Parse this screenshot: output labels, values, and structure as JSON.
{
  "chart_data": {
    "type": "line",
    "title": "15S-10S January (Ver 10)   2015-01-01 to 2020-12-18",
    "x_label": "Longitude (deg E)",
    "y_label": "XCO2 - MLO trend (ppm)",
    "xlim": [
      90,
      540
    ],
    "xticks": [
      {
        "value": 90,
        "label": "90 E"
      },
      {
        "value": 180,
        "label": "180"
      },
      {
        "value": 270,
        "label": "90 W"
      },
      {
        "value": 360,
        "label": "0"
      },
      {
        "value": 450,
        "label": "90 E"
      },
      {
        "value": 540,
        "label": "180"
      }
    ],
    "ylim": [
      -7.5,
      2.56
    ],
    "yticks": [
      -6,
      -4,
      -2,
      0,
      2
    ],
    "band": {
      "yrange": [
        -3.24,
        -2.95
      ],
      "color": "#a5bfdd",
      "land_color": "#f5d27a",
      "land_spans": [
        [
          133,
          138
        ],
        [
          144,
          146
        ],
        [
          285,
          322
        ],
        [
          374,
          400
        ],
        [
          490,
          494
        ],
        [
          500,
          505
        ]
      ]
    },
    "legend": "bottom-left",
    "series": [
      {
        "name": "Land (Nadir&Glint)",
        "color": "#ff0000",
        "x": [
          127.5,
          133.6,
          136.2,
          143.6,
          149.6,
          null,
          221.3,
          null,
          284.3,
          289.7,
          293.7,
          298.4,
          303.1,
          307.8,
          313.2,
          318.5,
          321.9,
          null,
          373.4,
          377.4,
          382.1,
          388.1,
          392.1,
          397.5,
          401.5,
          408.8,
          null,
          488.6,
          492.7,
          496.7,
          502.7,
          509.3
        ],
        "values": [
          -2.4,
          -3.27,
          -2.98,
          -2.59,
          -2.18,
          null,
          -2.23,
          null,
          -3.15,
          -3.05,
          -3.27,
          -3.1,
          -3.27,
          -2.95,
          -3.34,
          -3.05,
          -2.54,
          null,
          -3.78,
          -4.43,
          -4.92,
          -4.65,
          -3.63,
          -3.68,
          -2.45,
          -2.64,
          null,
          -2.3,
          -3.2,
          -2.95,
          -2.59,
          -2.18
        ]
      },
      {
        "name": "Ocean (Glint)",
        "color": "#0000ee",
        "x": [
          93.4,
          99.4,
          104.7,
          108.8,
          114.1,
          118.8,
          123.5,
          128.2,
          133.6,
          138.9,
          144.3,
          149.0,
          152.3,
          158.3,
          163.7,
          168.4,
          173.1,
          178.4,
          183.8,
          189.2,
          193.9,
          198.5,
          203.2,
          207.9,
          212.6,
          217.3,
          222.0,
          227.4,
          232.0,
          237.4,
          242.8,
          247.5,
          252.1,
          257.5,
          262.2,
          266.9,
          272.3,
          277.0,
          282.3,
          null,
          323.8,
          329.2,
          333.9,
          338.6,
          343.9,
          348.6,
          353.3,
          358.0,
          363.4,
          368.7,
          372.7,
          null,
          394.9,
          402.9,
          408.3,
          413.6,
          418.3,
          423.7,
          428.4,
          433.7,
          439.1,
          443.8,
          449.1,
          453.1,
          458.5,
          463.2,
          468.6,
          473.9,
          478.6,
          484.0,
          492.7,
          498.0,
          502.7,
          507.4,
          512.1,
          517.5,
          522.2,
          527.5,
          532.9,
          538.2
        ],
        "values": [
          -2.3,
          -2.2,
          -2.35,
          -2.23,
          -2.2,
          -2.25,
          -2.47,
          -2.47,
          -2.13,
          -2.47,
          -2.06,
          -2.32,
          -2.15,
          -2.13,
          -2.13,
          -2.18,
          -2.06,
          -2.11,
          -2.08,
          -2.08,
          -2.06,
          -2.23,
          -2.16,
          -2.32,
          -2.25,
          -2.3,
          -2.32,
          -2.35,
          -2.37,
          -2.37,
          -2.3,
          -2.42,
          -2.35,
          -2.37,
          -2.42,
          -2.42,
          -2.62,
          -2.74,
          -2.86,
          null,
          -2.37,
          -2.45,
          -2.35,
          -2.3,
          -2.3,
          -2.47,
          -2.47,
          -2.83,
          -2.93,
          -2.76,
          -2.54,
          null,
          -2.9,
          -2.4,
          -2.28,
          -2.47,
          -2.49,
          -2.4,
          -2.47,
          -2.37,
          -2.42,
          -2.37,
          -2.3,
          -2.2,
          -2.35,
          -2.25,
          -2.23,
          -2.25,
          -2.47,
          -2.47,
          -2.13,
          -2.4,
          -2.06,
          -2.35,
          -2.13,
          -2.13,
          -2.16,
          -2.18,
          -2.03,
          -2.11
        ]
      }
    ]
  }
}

▶ **Task to carry out**: Write out all the data again, exactly as it appears.

▶ **Output for this task**:
Parse this screenshot: output labels, values, and structure as JSON.
{
  "chart_data": {
    "type": "line",
    "title": "15S-10S January (Ver 10)   2015-01-01 to 2020-12-18",
    "x_label": "Longitude (deg E)",
    "y_label": "XCO2 - MLO trend (ppm)",
    "xlim": [
      90,
      540
    ],
    "xticks": [
      {
        "value": 90,
        "label": "90 E"
      },
      {
        "value": 180,
        "label": "180"
      },
      {
        "value": 270,
        "label": "90 W"
      },
      {
        "value": 360,
        "label": "0"
      },
      {
        "value": 450,
        "label": "90 E"
      },
      {
        "value": 540,
        "label": "180"
      }
    ],
    "ylim": [
      -7.5,
      2.56
    ],
    "yticks": [
      -6,
      -4,
      -2,
      0,
      2
    ],
    "band": {
      "yrange": [
        -3.24,
        -2.95
      ],
      "color": "#a5bfdd",
      "land_color": "#f5d27a",
      "land_spans": [
        [
          133,
          138
        ],
        [
          144,
          146
        ],
        [
          285,
          322
        ],
        [
          374,
          400
        ],
        [
          490,
          494
        ],
        [
          500,
          505
        ]
      ]
    },
    "legend": "bottom-left",
    "series": [
      {
        "name": "Land (Nadir&Glint)",
        "color": "#ff0000",
        "x": [
          127.5,
          133.6,
          136.2,
          143.6,
          149.6,
          null,
          221.3,
          null,
          284.3,
          289.7,
          293.7,
          298.4,
          303.1,
          307.8,
          313.2,
          318.5,
          321.9,
          null,
          373.4,
          377.4,
          382.1,
          388.1,
          392.1,
          397.5,
          401.5,
          408.8,
          null,
          488.6,
          492.7,
          496.7,
          502.7,
          509.3
        ],
        "values": [
          -2.4,
          -3.27,
          -2.98,
          -2.59,
          -2.18,
          null,
          -2.23,
          null,
          -3.15,
          -3.05,
          -3.27,
          -3.1,
          -3.27,
          -2.95,
          -3.34,
          -3.05,
          -2.54,
          null,
          -3.78,
          -4.43,
          -4.92,
          -4.65,
          -3.63,
          -3.68,
          -2.45,
          -2.64,
          null,
          -2.3,
          -3.2,
          -2.95,
          -2.59,
          -2.18
        ]
      },
      {
        "name": "Ocean (Glint)",
        "color": "#0000ee",
        "x": [
          93.4,
          99.4,
          104.7,
          108.8,
          114.1,
          118.8,
          123.5,
          128.2,
          133.6,
          138.9,
          144.3,
          149.0,
          152.3,
          158.3,
          163.7,
          168.4,
          173.1,
          178.4,
          183.8,
          189.2,
          193.9,
          198.5,
          203.2,
          207.9,
          212.6,
          217.3,
          222.0,
          227.4,
          232.0,
          237.4,
          242.8,
          247.5,
          252.1,
          257.5,
          262.2,
          266.9,
          272.3,
          277.0,
          282.3,
          null,
          323.8,
          329.2,
          333.9,
          338.6,
          343.9,
          348.6,
          353.3,
          358.0,
          363.4,
          368.7,
          372.7,
          null,
          394.9,
          402.9,
          408.3,
          413.6,
          418.3,
          423.7,
          428.4,
          433.7,
          439.1,
          443.8,
          449.1,
          453.1,
          458.5,
          463.2,
          468.6,
          473.9,
          478.6,
          484.0,
          492.7,
          498.0,
          502.7,
          507.4,
          512.1,
          517.5,
          522.2,
          527.5,
          532.9,
          538.2
        ],
        "values": [
          -2.3,
          -2.2,
          -2.35,
          -2.23,
          -2.2,
          -2.25,
          -2.47,
          -2.47,
          -2.13,
          -2.47,
          -2.06,
          -2.32,
          -2.15,
          -2.13,
          -2.13,
          -2.18,
          -2.06,
          -2.11,
          -2.08,
          -2.08,
          -2.06,
          -2.23,
          -2.16,
          -2.32,
          -2.25,
          -2.3,
          -2.32,
          -2.35,
          -2.37,
          -2.37,
          -2.3,
          -2.42,
          -2.35,
          -2.37,
          -2.42,
          -2.42,
          -2.62,
          -2.74,
          -2.86,
          null,
          -2.37,
          -2.45,
          -2.35,
          -2.3,
          -2.3,
          -2.47,
          -2.47,
          -2.83,
          -2.93,
          -2.76,
          -2.54,
          null,
          -2.9,
          -2.4,
          -2.28,
          -2.47,
          -2.49,
          -2.4,
          -2.47,
          -2.37,
          -2.42,
          -2.37,
          -2.3,
          -2.2,
          -2.35,
          -2.25,
          -2.23,
          -2.25,
          -2.47,
          -2.47,
          -2.13,
          -2.4,
          -2.06,
          -2.35,
          -2.13,
          -2.13,
          -2.16,
          -2.18,
          -2.03,
          -2.11
        ]
      }
    ]
  }
}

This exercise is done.